* [WORK TO DO]: Copy the records below exactly, omitting any pictures they contain.

* [DATA FOR THIS EXERCISE]:
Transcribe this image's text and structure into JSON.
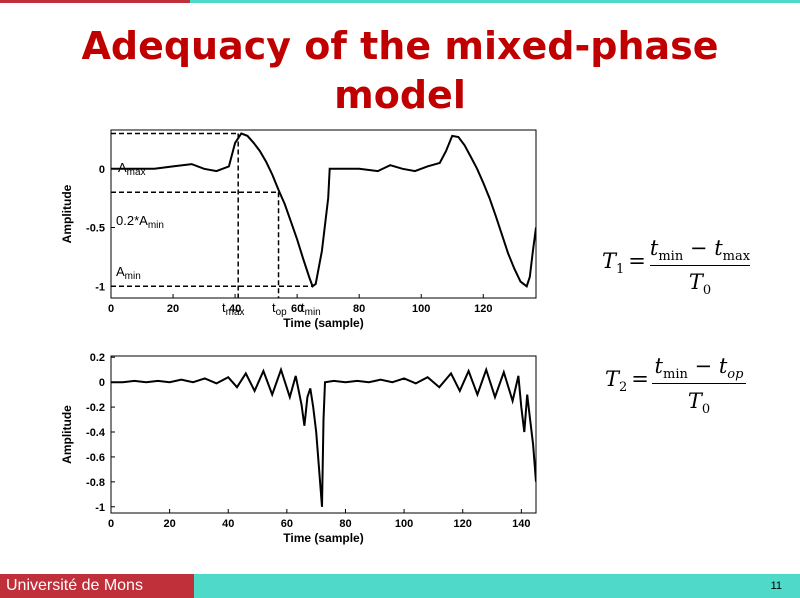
{
  "slide": {
    "title_line1": "Adequacy of the mixed-phase",
    "title_line2": "model",
    "footer": "Université de Mons",
    "page_number": "11",
    "colors": {
      "title": "#c00000",
      "teal": "#4fd9c9",
      "red": "#c0303a",
      "curve": "#000000"
    }
  },
  "formulas": {
    "t1": {
      "lhs": "T",
      "lhs_sub": "1",
      "num_a": "t",
      "num_a_sub": "min",
      "minus": "−",
      "num_b": "t",
      "num_b_sub": "max",
      "den": "T",
      "den_sub": "0"
    },
    "t2": {
      "lhs": "T",
      "lhs_sub": "2",
      "num_a": "t",
      "num_a_sub": "min",
      "minus": "−",
      "num_b": "t",
      "num_b_sub": "op",
      "den": "T",
      "den_sub": "0"
    }
  },
  "chart_data": [
    {
      "type": "line",
      "xlabel": "Time (sample)",
      "ylabel": "Amplitude",
      "xlim": [
        0,
        137
      ],
      "ylim": [
        -1.1,
        0.33
      ],
      "xticks": [
        "0",
        "20",
        "40",
        "60",
        "80",
        "100",
        "120"
      ],
      "yticks": [
        "0",
        "-0.5",
        "-1"
      ],
      "annotations": [
        {
          "text": "A",
          "sub": "max"
        },
        {
          "text": "0.2*A",
          "sub": "min"
        },
        {
          "text": "A",
          "sub": "min"
        },
        {
          "text": "t",
          "sub": "max"
        },
        {
          "text": "t",
          "sub": "op"
        },
        {
          "text": "t",
          "sub": "min"
        }
      ],
      "markers": {
        "t_max": 41,
        "t_op": 54,
        "t_min": 65,
        "a_max": 0.3,
        "a_02min": -0.2,
        "a_min": -1
      },
      "series": [
        {
          "x": [
            0,
            8,
            14,
            20,
            26,
            30,
            34,
            38,
            40,
            42,
            44,
            46,
            48,
            50,
            52,
            54,
            56,
            58,
            60,
            62,
            64,
            65,
            66,
            68,
            70,
            70.5,
            72,
            80,
            86,
            90,
            94,
            98,
            102,
            106,
            108,
            110,
            112,
            114,
            116,
            118,
            120,
            122,
            124,
            126,
            128,
            130,
            132,
            134,
            135,
            136,
            137
          ],
          "y": [
            0,
            0,
            0,
            0.02,
            0.04,
            0.0,
            -0.02,
            0.02,
            0.22,
            0.3,
            0.28,
            0.22,
            0.15,
            0.06,
            -0.05,
            -0.18,
            -0.3,
            -0.45,
            -0.6,
            -0.77,
            -0.93,
            -1.0,
            -0.98,
            -0.7,
            -0.25,
            0.0,
            0.0,
            0.0,
            -0.02,
            0.03,
            0.0,
            -0.02,
            0.02,
            0.05,
            0.15,
            0.28,
            0.27,
            0.2,
            0.1,
            0.0,
            -0.12,
            -0.25,
            -0.4,
            -0.56,
            -0.72,
            -0.85,
            -0.96,
            -1.0,
            -0.92,
            -0.7,
            -0.5
          ]
        }
      ]
    },
    {
      "type": "line",
      "xlabel": "Time (sample)",
      "ylabel": "Amplitude",
      "xlim": [
        0,
        145
      ],
      "ylim": [
        -1.05,
        0.21
      ],
      "xticks": [
        "0",
        "20",
        "40",
        "60",
        "80",
        "100",
        "120",
        "140"
      ],
      "yticks": [
        "0.2",
        "0",
        "-0.2",
        "-0.4",
        "-0.6",
        "-0.8",
        "-1"
      ],
      "series": [
        {
          "x": [
            0,
            4,
            8,
            12,
            16,
            20,
            24,
            28,
            32,
            36,
            40,
            43,
            46,
            49,
            52,
            55,
            58,
            61,
            63,
            65,
            66,
            67,
            68,
            69,
            70,
            71,
            72,
            72.5,
            73,
            76,
            80,
            84,
            88,
            92,
            96,
            100,
            104,
            108,
            112,
            116,
            119,
            122,
            125,
            128,
            131,
            134,
            137,
            139,
            140,
            141,
            142,
            143,
            144,
            145
          ],
          "y": [
            0,
            0.0,
            0.01,
            0.0,
            0.01,
            0.0,
            0.02,
            0.0,
            0.03,
            -0.01,
            0.04,
            -0.04,
            0.07,
            -0.07,
            0.09,
            -0.1,
            0.1,
            -0.12,
            0.05,
            -0.18,
            -0.35,
            -0.12,
            -0.05,
            -0.2,
            -0.4,
            -0.7,
            -1.0,
            -0.3,
            0.0,
            0.01,
            0.0,
            0.01,
            0.0,
            0.02,
            0.0,
            0.03,
            -0.01,
            0.04,
            -0.04,
            0.07,
            -0.07,
            0.09,
            -0.1,
            0.1,
            -0.12,
            0.08,
            -0.15,
            0.05,
            -0.2,
            -0.4,
            -0.1,
            -0.3,
            -0.5,
            -0.8
          ]
        }
      ]
    }
  ]
}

* [CORRECT RESULT]:
Transcribe this image's text and structure into JSON.
{
  "slide": {
    "title_line1": "Adequacy of the mixed-phase",
    "title_line2": "model",
    "footer": "Université de Mons",
    "page_number": "11",
    "colors": {
      "title": "#c00000",
      "teal": "#4fd9c9",
      "red": "#c0303a",
      "curve": "#000000"
    }
  },
  "formulas": {
    "t1": {
      "lhs": "T",
      "lhs_sub": "1",
      "num_a": "t",
      "num_a_sub": "min",
      "minus": "−",
      "num_b": "t",
      "num_b_sub": "max",
      "den": "T",
      "den_sub": "0"
    },
    "t2": {
      "lhs": "T",
      "lhs_sub": "2",
      "num_a": "t",
      "num_a_sub": "min",
      "minus": "−",
      "num_b": "t",
      "num_b_sub": "op",
      "den": "T",
      "den_sub": "0"
    }
  },
  "chart_data": [
    {
      "type": "line",
      "xlabel": "Time (sample)",
      "ylabel": "Amplitude",
      "xlim": [
        0,
        137
      ],
      "ylim": [
        -1.1,
        0.33
      ],
      "xticks": [
        "0",
        "20",
        "40",
        "60",
        "80",
        "100",
        "120"
      ],
      "yticks": [
        "0",
        "-0.5",
        "-1"
      ],
      "annotations": [
        {
          "text": "A",
          "sub": "max"
        },
        {
          "text": "0.2*A",
          "sub": "min"
        },
        {
          "text": "A",
          "sub": "min"
        },
        {
          "text": "t",
          "sub": "max"
        },
        {
          "text": "t",
          "sub": "op"
        },
        {
          "text": "t",
          "sub": "min"
        }
      ],
      "markers": {
        "t_max": 41,
        "t_op": 54,
        "t_min": 65,
        "a_max": 0.3,
        "a_02min": -0.2,
        "a_min": -1
      },
      "series": [
        {
          "x": [
            0,
            8,
            14,
            20,
            26,
            30,
            34,
            38,
            40,
            42,
            44,
            46,
            48,
            50,
            52,
            54,
            56,
            58,
            60,
            62,
            64,
            65,
            66,
            68,
            70,
            70.5,
            72,
            80,
            86,
            90,
            94,
            98,
            102,
            106,
            108,
            110,
            112,
            114,
            116,
            118,
            120,
            122,
            124,
            126,
            128,
            130,
            132,
            134,
            135,
            136,
            137
          ],
          "y": [
            0,
            0,
            0,
            0.02,
            0.04,
            0.0,
            -0.02,
            0.02,
            0.22,
            0.3,
            0.28,
            0.22,
            0.15,
            0.06,
            -0.05,
            -0.18,
            -0.3,
            -0.45,
            -0.6,
            -0.77,
            -0.93,
            -1.0,
            -0.98,
            -0.7,
            -0.25,
            0.0,
            0.0,
            0.0,
            -0.02,
            0.03,
            0.0,
            -0.02,
            0.02,
            0.05,
            0.15,
            0.28,
            0.27,
            0.2,
            0.1,
            0.0,
            -0.12,
            -0.25,
            -0.4,
            -0.56,
            -0.72,
            -0.85,
            -0.96,
            -1.0,
            -0.92,
            -0.7,
            -0.5
          ]
        }
      ]
    },
    {
      "type": "line",
      "xlabel": "Time (sample)",
      "ylabel": "Amplitude",
      "xlim": [
        0,
        145
      ],
      "ylim": [
        -1.05,
        0.21
      ],
      "xticks": [
        "0",
        "20",
        "40",
        "60",
        "80",
        "100",
        "120",
        "140"
      ],
      "yticks": [
        "0.2",
        "0",
        "-0.2",
        "-0.4",
        "-0.6",
        "-0.8",
        "-1"
      ],
      "series": [
        {
          "x": [
            0,
            4,
            8,
            12,
            16,
            20,
            24,
            28,
            32,
            36,
            40,
            43,
            46,
            49,
            52,
            55,
            58,
            61,
            63,
            65,
            66,
            67,
            68,
            69,
            70,
            71,
            72,
            72.5,
            73,
            76,
            80,
            84,
            88,
            92,
            96,
            100,
            104,
            108,
            112,
            116,
            119,
            122,
            125,
            128,
            131,
            134,
            137,
            139,
            140,
            141,
            142,
            143,
            144,
            145
          ],
          "y": [
            0,
            0.0,
            0.01,
            0.0,
            0.01,
            0.0,
            0.02,
            0.0,
            0.03,
            -0.01,
            0.04,
            -0.04,
            0.07,
            -0.07,
            0.09,
            -0.1,
            0.1,
            -0.12,
            0.05,
            -0.18,
            -0.35,
            -0.12,
            -0.05,
            -0.2,
            -0.4,
            -0.7,
            -1.0,
            -0.3,
            0.0,
            0.01,
            0.0,
            0.01,
            0.0,
            0.02,
            0.0,
            0.03,
            -0.01,
            0.04,
            -0.04,
            0.07,
            -0.07,
            0.09,
            -0.1,
            0.1,
            -0.12,
            0.08,
            -0.15,
            0.05,
            -0.2,
            -0.4,
            -0.1,
            -0.3,
            -0.5,
            -0.8
          ]
        }
      ]
    }
  ]
}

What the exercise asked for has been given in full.